**WHAT IS NEEDED**
Reproduce the data below word for word, from its first line through the line containing "Bar [147, 236, 173, 387]", and include that line.
[start]
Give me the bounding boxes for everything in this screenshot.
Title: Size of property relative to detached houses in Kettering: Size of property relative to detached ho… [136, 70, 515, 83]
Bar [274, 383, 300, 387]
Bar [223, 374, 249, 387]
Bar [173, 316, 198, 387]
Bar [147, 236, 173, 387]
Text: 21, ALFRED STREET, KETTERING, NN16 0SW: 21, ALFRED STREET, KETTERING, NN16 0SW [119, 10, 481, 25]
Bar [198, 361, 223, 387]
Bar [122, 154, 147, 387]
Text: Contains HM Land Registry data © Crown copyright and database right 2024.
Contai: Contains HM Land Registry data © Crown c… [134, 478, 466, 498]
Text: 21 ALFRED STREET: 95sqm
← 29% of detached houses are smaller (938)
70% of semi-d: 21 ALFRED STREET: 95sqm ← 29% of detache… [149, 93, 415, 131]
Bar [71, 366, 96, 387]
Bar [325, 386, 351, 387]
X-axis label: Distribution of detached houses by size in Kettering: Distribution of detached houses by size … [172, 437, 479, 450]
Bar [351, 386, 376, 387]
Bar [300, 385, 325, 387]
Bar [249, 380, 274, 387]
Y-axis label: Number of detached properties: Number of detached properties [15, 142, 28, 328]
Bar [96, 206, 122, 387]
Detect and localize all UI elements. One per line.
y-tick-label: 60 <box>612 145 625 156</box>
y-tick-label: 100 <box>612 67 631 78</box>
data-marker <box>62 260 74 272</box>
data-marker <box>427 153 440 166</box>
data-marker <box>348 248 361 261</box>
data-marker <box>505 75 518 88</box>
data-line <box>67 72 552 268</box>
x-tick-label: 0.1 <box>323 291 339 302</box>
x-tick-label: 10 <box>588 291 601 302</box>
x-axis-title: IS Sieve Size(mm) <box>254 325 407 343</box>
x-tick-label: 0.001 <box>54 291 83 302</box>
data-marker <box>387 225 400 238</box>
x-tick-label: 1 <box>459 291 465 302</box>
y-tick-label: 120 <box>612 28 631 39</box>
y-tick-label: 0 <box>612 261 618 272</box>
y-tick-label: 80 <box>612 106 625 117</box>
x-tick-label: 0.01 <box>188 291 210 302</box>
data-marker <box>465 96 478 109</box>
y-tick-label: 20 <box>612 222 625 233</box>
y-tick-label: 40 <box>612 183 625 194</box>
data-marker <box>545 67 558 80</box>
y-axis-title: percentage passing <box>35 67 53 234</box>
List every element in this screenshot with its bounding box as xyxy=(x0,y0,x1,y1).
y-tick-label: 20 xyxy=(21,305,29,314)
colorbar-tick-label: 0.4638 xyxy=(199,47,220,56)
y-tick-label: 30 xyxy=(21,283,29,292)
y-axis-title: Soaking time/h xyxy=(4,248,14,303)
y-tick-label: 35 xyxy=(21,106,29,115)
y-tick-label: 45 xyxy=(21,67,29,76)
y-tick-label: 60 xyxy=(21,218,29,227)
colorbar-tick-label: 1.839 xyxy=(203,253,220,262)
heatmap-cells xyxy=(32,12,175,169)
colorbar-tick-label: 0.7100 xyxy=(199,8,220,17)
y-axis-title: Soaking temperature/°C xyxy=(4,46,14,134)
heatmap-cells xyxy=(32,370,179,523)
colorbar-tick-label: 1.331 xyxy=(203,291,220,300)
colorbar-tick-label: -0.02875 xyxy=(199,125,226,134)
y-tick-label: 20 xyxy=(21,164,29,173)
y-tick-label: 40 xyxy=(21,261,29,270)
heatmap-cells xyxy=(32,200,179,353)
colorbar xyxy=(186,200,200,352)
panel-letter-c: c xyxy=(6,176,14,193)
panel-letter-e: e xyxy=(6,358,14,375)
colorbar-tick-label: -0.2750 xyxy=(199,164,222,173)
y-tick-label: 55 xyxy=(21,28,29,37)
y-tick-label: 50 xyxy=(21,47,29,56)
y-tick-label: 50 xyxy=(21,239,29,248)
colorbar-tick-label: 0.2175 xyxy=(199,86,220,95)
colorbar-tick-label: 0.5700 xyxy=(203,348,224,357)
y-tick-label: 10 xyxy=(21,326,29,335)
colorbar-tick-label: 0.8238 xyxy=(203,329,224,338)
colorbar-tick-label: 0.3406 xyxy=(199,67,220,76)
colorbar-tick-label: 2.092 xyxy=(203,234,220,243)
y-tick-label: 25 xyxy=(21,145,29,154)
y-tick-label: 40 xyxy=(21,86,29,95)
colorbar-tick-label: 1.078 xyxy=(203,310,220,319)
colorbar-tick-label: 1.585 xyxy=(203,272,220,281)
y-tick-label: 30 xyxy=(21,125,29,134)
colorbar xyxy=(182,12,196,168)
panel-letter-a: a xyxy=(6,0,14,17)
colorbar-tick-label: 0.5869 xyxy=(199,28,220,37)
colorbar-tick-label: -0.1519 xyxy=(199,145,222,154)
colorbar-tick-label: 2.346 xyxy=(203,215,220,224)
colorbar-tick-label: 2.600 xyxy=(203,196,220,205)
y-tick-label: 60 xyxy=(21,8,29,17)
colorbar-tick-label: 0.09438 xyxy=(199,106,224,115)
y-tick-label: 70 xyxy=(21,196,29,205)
[end]
**ANSWER IN FULL**
Give me the bounding boxes for everything in this screenshot.
Title: Size of property relative to detached houses in Kettering: Size of property relative to detached ho… [136, 70, 515, 83]
Bar [274, 383, 300, 387]
Bar [223, 374, 249, 387]
Bar [173, 316, 198, 387]
Bar [147, 236, 173, 387]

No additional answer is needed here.